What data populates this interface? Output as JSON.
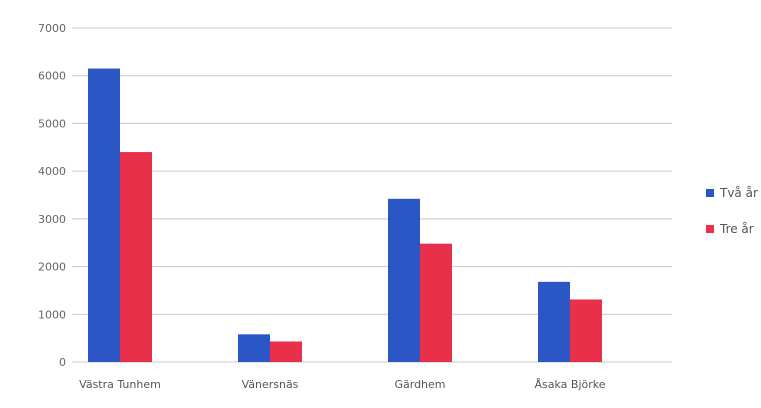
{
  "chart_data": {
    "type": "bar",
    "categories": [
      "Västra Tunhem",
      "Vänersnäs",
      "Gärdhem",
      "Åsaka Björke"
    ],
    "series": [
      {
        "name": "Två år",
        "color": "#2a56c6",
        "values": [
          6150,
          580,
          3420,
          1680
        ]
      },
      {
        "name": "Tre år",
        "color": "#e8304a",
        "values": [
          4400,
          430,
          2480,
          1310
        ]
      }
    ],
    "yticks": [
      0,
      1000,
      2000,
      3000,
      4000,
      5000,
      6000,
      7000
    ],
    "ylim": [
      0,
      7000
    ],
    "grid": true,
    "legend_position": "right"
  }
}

==

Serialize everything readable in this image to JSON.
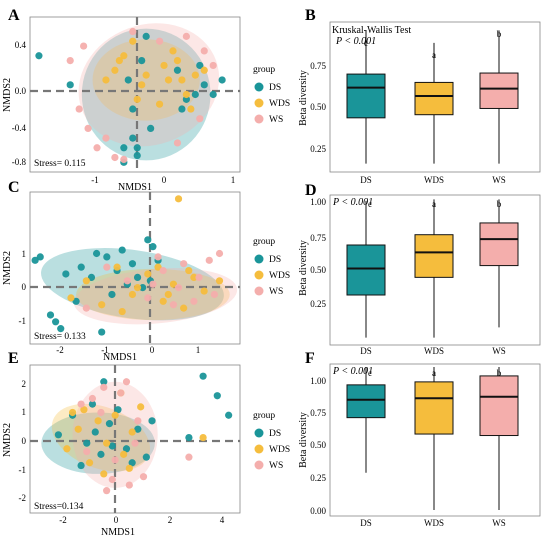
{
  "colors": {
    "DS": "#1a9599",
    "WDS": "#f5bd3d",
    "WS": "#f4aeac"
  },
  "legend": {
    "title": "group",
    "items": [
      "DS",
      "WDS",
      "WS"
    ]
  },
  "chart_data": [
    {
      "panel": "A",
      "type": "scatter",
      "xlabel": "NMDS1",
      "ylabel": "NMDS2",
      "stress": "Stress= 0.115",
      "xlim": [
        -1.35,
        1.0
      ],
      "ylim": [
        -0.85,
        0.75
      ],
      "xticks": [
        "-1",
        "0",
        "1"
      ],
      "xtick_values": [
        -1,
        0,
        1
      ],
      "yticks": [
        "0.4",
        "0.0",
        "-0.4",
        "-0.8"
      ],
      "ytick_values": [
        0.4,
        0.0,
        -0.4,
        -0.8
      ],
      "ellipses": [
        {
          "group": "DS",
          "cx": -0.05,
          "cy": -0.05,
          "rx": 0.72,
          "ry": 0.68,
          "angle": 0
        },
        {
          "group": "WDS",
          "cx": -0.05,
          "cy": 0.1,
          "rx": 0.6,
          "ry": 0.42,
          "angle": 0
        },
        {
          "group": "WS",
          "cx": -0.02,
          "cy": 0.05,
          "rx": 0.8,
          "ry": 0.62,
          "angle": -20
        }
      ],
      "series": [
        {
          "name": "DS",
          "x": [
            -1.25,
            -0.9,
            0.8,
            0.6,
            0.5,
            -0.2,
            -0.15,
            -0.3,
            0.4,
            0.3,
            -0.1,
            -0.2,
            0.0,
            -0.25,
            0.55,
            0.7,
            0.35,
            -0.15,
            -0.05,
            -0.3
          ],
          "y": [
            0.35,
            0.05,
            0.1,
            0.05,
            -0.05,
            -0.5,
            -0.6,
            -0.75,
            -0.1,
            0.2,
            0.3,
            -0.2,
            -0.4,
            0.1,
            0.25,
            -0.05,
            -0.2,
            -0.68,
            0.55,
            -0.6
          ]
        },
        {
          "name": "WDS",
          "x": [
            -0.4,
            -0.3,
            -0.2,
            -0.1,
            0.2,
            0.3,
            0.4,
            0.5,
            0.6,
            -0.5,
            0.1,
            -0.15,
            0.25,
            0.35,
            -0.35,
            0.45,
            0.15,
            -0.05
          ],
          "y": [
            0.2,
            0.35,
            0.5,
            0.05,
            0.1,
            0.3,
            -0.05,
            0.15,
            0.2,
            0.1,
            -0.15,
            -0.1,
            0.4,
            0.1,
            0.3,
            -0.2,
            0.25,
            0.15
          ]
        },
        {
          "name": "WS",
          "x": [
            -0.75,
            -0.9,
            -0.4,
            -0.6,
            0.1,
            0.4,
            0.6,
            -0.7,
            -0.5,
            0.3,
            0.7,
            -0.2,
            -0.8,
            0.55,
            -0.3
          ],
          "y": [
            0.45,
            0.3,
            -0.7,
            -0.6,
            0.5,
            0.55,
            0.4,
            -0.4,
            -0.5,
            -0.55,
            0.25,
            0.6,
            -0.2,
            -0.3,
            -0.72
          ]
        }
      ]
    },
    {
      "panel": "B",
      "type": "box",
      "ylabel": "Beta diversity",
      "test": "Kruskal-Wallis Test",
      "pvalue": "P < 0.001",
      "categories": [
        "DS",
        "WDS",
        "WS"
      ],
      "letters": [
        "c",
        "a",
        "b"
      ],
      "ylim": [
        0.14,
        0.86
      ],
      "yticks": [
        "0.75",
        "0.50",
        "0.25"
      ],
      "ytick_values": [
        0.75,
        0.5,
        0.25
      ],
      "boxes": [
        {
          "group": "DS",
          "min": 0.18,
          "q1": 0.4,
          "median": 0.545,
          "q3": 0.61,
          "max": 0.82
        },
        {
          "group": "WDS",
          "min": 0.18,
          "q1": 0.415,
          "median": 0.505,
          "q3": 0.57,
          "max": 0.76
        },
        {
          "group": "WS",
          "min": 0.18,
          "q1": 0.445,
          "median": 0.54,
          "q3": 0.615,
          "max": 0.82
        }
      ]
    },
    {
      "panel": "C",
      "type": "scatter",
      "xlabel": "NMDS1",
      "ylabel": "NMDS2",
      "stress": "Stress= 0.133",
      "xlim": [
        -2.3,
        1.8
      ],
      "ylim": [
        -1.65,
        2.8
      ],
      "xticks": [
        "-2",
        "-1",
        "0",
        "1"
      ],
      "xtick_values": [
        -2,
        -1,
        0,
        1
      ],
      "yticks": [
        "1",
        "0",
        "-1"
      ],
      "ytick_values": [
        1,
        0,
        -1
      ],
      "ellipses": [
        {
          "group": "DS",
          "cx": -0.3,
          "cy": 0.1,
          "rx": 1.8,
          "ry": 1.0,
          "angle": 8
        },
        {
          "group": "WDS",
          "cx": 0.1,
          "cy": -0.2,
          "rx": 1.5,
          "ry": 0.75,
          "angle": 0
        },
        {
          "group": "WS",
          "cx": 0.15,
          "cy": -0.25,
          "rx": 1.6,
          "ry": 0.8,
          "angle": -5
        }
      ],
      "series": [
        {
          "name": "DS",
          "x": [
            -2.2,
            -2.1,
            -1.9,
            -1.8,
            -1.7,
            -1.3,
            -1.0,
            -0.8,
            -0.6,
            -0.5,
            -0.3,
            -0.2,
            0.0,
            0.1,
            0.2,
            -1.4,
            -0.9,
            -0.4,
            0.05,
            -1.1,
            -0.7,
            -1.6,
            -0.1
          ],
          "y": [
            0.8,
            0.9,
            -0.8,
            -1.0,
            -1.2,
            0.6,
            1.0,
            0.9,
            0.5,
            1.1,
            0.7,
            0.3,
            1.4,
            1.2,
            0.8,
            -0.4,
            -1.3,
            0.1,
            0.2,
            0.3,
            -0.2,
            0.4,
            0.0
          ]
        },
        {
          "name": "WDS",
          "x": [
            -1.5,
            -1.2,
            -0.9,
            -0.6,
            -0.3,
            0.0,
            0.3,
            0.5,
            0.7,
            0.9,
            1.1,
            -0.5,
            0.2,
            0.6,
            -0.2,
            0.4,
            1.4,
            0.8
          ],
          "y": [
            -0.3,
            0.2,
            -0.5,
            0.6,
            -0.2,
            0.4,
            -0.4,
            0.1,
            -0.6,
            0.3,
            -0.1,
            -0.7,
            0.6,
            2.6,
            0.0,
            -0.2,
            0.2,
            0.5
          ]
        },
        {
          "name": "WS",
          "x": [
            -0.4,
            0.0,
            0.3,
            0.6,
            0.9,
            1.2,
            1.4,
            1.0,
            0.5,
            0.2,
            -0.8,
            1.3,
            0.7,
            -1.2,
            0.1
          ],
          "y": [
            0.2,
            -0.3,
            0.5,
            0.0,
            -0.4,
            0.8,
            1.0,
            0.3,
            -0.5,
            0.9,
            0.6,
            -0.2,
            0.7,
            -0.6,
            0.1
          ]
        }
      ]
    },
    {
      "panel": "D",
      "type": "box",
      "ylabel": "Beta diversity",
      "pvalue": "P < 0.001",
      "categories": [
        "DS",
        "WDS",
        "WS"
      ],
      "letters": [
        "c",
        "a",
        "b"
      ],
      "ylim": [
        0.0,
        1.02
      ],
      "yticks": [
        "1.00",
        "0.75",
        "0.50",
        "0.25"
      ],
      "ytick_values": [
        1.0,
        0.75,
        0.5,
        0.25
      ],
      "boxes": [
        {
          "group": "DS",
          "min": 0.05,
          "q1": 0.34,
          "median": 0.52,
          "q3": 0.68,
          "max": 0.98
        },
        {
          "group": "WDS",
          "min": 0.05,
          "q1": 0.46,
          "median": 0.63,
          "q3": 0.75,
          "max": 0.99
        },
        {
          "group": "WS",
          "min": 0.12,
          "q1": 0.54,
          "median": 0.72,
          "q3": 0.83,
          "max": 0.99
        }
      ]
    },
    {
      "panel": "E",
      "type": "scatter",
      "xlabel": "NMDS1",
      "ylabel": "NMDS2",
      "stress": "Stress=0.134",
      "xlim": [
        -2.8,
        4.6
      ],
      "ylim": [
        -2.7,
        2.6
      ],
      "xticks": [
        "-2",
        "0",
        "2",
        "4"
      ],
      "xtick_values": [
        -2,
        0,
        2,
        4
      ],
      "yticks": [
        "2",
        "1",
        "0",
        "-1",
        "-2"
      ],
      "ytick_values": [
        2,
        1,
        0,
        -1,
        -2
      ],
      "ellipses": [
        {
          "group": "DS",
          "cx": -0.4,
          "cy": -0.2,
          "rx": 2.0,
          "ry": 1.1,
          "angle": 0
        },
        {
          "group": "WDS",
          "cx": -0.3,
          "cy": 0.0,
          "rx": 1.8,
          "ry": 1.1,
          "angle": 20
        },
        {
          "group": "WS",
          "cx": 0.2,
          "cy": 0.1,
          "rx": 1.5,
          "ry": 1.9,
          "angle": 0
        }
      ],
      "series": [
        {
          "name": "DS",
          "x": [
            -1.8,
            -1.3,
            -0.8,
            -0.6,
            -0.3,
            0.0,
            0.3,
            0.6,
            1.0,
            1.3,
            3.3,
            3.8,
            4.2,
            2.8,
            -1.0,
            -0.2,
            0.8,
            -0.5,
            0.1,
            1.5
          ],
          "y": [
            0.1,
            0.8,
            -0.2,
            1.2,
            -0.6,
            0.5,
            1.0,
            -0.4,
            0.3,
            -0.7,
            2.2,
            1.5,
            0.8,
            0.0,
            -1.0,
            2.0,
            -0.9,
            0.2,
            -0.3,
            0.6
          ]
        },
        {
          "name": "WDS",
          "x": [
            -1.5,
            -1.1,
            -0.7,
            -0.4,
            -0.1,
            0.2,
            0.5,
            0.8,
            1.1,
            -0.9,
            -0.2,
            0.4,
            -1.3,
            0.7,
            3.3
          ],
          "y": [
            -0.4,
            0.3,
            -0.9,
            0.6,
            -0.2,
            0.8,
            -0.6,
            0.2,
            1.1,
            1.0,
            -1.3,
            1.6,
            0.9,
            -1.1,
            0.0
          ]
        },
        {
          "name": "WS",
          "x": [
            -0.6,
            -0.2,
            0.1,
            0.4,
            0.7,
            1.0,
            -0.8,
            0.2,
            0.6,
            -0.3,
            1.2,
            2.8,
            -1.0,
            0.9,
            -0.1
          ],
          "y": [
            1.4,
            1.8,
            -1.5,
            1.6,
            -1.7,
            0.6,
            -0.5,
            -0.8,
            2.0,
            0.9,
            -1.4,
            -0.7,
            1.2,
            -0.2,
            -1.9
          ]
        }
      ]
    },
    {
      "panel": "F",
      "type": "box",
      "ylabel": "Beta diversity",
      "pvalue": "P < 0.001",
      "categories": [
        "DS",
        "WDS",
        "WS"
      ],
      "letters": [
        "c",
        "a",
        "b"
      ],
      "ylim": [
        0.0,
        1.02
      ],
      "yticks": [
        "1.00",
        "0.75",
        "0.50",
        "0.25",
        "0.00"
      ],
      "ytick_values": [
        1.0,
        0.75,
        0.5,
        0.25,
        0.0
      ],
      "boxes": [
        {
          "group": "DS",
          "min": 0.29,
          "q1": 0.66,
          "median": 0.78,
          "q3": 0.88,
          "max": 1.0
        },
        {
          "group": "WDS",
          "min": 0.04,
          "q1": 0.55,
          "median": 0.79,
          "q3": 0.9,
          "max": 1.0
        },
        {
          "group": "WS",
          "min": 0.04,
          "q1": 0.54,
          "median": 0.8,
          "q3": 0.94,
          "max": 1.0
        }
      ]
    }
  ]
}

**Instruction:** For each line in the data above that contains the string "JSON", extract the line.

**Solution to this task:**
What data populates this interface? Output as JSON.
Serialize everything readable in this image to JSON.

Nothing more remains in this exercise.